* **Provided passage**:
start

# New 28F RL-S 5th Wheel



## Bob G (Aug 22, 2004)

We pick up our new 28F RL-S 5th Wheel on Monday







. It's going to be a looooong weekend for sure







. The interior is Sydney Jasmine. We traded a 2001 Keystone Cougar 281efs so we know the reputation of Keystone RV. The Cougar was nice but when my wife walked into the Outback at the South Bend RV show in August, it was love at first site







. The off white cabinets were the biggest selling point. No more oak! 
Bob


----------



## hatcityhosehauler (Feb 13, 2004)

Well, let me be the first to welcome you to Outbackers.com

The folks here are a great bunch, and will eagerly share any info they have, as well as learn from any experience you wish to offer.

Congrats on the new 5'er, and good luck with it.

Tim


----------



## GlenninTexas (Aug 11, 2004)

Welcome Bob,

I have a 28Frl-S as well. Same deal the white cabinets were the hook line and sinker for my wife.
Question for you. Is your Ford a shortbed or long bed. If shortbed, you'll need the slider hitch at some point to get into tigher places.


----------



## vdub (Jun 19, 2004)

Alright! Another 5! There seems to be shortages of 5's. I have the same one.


----------



## mary1 (Sep 19, 2004)

Congrats, I envy you, we have ordered the same one, but the Sydney Fawn. Our dealer had one in but didn't have the oven, so we opted to order.  Outback is one of the first ones we looked at but thought we better check out the rest, I couldn't even find one that was close in liking, unless I was to spend an extra $10 grand.
I see you are from Michigan how far from Port Huron Mi, we live across the river near Sarnia, On. Well have fun before the snow flies!!

p.s. We have a Ford 350 cc 4x4 diesel short box ordered, anyone that reads this is it really necessary to get the superslide hitch, our dealer told us 90% of the time we won't ever use unless we are really into a tight situation. But I feel with our luck we might encounter those times more too often, any info would be appreciated thanks, this is our very first time owning an rv.


----------



## Y-Guy (Jan 30, 2004)

Welcome aboard Bob, congrats on the new setup. I think that speaks very high to the Outbacks to see somebody come from the Cougar line.


----------



## GlenninTexas (Aug 11, 2004)

I bought the Reese super slide with the optional removable bars so I could get reasonably quick acces to my entire bed when not towing.

end

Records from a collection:

start

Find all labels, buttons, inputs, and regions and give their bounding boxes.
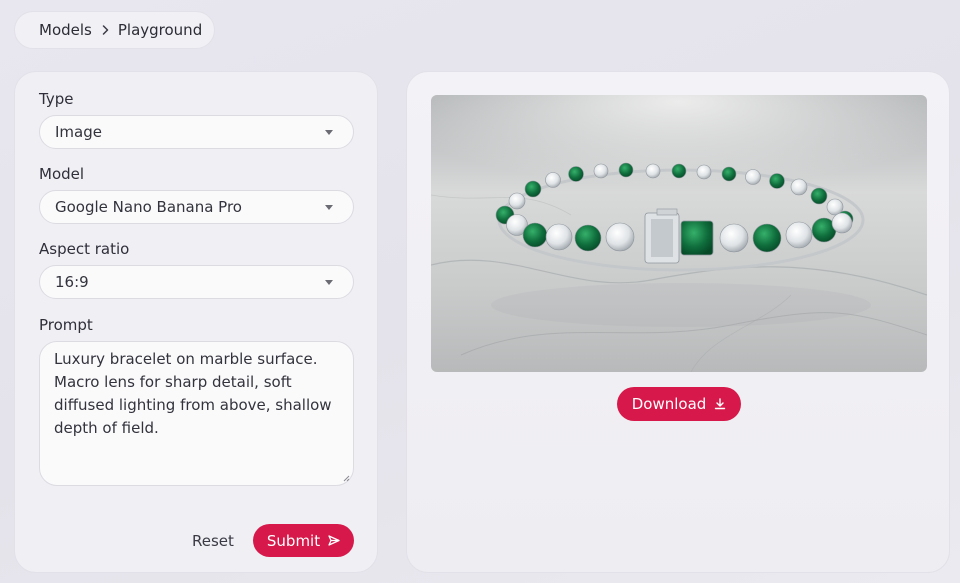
- caret-down-icon: [325, 205, 333, 210]
- aspect-ratio-label: Aspect ratio: [39, 240, 130, 258]
- model-label: Model: [39, 165, 85, 183]
- type-label: Type: [39, 90, 74, 108]
- download-label: Download: [631, 395, 707, 413]
- generated-image: [431, 95, 927, 372]
- model-select[interactable]: Google Nano Banana Pro: [39, 190, 354, 224]
- aspect-ratio-select-value: 16:9: [55, 273, 89, 291]
- caret-down-icon: [325, 280, 333, 285]
- result-panel: Download: [406, 71, 950, 573]
- download-icon: [714, 398, 726, 410]
- type-select-value: Image: [55, 123, 102, 141]
- type-select[interactable]: Image: [39, 115, 354, 149]
- prompt-label: Prompt: [39, 316, 93, 334]
- aspect-ratio-select[interactable]: 16:9: [39, 265, 354, 299]
- breadcrumb: Models Playground: [14, 11, 215, 49]
- chevron-right-icon: [102, 25, 109, 35]
- prompt-text: Luxury bracelet on marble surface. Macro…: [54, 350, 332, 437]
- caret-down-icon: [325, 130, 333, 135]
- send-icon: [328, 535, 340, 546]
- download-button[interactable]: Download: [617, 387, 741, 421]
- settings-panel: Type Image Model Google Nano Banana Pro …: [14, 71, 378, 573]
- breadcrumb-models-link[interactable]: Models: [39, 21, 92, 39]
- prompt-textarea[interactable]: Luxury bracelet on marble surface. Macro…: [39, 341, 354, 486]
- resize-handle-icon[interactable]: [342, 474, 350, 482]
- submit-label: Submit: [266, 531, 321, 550]
- submit-button[interactable]: Submit: [253, 524, 354, 557]
- breadcrumb-current: Playground: [117, 21, 203, 39]
- reset-button[interactable]: Reset: [192, 531, 234, 551]
- model-select-value: Google Nano Banana Pro: [55, 198, 242, 216]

end

* **To do**:
(1) Return the part of the forum thread about the 28F RL-S 5th wheel between "Question for you." and "(Jun 19, 2004)", inclusive.
(2) Summarize the forum thread about the 28F RL-S 5th wheel in two sentences.

* **Solution list**:
(1)
Question for you. Is your Ford a shortbed or long bed. If shortbed, you'll need the slider hitch at some point to get into tigher places.


----------



## vdub (Jun 19, 2004)

(2) Bob G announces picking up a new 28F RL-S 5th wheel with a Sydney Jasmine interior, traded for a 2001 Keystone Cougar 281efs, and names the off-white cabinets as the biggest selling point. Other members welcome Bob, several say they own or have ordered the same model, and the discussion turns to whether a short-bed truck needs a slider hitch, with one member reporting buying the Reese super slide with optional removable bars.